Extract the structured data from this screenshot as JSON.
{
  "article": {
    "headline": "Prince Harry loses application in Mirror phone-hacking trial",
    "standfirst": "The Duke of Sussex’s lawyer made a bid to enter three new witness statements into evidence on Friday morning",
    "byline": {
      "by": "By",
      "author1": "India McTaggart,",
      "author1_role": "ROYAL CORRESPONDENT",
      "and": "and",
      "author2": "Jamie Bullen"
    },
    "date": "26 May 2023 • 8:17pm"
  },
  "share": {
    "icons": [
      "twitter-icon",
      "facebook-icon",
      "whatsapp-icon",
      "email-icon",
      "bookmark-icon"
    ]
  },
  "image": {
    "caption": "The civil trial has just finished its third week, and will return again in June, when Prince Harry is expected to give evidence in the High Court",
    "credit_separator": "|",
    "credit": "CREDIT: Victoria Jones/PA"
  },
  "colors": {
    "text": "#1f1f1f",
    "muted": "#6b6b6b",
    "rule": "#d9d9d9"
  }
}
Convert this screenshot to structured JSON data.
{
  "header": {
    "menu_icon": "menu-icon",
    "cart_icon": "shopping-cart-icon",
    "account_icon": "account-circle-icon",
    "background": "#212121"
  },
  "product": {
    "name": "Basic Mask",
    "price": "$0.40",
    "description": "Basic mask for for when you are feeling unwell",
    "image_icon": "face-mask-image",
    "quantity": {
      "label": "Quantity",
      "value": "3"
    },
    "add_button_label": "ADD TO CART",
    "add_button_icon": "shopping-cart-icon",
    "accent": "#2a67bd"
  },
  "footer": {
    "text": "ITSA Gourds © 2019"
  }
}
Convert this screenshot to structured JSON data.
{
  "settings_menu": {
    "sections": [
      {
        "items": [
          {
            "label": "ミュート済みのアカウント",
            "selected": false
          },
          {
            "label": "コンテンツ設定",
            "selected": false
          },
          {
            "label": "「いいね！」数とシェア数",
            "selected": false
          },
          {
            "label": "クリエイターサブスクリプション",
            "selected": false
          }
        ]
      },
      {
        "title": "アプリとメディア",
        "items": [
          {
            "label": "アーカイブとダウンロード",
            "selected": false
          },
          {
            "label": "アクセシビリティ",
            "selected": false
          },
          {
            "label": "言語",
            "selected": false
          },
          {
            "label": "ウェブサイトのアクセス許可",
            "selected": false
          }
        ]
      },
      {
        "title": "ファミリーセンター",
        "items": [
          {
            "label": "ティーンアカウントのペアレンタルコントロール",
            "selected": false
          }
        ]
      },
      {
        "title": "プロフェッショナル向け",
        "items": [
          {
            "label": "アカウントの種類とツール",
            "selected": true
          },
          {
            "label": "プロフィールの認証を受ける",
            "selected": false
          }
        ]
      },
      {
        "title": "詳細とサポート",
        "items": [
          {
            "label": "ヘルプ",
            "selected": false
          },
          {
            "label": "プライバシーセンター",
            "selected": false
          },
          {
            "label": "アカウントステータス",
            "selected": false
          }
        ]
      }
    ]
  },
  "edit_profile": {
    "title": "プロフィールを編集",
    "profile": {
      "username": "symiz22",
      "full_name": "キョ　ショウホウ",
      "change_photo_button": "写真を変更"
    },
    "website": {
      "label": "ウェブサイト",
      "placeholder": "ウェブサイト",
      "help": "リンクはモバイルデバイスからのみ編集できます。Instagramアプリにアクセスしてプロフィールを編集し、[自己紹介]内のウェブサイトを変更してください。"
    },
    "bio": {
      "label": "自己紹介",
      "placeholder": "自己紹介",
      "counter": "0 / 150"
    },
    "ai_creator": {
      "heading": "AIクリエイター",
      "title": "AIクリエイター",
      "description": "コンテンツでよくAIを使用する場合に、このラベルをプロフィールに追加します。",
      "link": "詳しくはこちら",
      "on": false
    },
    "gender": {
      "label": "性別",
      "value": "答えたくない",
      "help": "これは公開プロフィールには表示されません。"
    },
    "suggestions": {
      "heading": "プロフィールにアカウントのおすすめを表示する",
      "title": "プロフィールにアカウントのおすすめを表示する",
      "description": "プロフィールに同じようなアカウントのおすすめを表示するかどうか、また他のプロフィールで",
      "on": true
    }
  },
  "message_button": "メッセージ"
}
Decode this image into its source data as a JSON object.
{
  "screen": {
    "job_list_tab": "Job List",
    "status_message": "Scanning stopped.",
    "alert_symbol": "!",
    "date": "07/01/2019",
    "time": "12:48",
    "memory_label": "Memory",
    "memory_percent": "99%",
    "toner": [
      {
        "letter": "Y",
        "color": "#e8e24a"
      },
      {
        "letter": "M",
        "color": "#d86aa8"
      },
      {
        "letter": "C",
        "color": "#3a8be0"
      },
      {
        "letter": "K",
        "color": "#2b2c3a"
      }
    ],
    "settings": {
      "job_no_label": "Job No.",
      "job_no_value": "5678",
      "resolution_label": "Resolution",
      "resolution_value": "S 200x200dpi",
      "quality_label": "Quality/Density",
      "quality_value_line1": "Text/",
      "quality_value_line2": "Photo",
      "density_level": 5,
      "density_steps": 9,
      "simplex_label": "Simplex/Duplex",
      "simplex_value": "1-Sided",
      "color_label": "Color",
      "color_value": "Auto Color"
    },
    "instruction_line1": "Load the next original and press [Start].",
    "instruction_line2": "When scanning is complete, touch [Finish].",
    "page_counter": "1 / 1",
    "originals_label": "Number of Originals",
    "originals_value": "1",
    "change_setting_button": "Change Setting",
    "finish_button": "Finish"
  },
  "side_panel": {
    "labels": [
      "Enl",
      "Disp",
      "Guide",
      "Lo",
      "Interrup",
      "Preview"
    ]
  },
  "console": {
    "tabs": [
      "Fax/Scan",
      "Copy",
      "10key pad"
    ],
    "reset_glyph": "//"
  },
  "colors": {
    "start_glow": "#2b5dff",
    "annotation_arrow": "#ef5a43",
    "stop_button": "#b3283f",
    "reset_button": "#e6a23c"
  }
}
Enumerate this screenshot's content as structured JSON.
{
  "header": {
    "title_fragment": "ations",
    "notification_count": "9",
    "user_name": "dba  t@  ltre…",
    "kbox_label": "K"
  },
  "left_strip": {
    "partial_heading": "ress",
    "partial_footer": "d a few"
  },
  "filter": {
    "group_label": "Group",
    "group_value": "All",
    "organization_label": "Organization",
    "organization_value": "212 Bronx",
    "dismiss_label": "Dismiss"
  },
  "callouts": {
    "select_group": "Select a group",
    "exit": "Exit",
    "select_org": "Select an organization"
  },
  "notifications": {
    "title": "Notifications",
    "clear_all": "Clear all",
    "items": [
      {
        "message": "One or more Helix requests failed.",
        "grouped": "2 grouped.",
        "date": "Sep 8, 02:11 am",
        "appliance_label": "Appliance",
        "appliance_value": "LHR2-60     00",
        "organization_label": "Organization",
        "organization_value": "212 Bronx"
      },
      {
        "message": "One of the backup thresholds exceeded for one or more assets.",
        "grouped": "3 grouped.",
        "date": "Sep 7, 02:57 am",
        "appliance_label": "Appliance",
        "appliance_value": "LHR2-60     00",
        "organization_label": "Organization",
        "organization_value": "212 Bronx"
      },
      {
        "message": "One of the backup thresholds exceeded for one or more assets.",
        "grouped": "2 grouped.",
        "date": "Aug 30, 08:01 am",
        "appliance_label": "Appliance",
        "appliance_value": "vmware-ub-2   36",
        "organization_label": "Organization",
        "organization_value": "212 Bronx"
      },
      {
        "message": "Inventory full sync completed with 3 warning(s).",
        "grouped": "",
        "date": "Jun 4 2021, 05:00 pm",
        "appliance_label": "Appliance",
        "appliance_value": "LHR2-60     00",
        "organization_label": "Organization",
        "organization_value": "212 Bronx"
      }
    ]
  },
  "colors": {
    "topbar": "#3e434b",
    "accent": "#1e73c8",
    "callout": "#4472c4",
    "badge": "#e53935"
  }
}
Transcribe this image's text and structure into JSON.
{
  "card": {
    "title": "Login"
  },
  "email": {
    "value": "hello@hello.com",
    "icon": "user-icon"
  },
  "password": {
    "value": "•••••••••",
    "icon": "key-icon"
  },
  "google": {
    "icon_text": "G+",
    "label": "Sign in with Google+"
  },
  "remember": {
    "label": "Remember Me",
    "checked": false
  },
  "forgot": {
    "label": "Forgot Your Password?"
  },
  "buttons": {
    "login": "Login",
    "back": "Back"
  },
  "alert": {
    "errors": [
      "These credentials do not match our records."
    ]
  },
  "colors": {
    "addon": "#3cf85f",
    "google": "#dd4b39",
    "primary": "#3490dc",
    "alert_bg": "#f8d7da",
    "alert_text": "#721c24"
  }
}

-- -- --

> To do: All lines in the data that contain the word "screenshot" should be copied.

> Solution to the exercise:
Extract the structured data from this screenshot as JSON.
Convert this screenshot to structured JSON data.
Convert this screenshot to structured JSON data.
Enumerate this screenshot's content as structured JSON.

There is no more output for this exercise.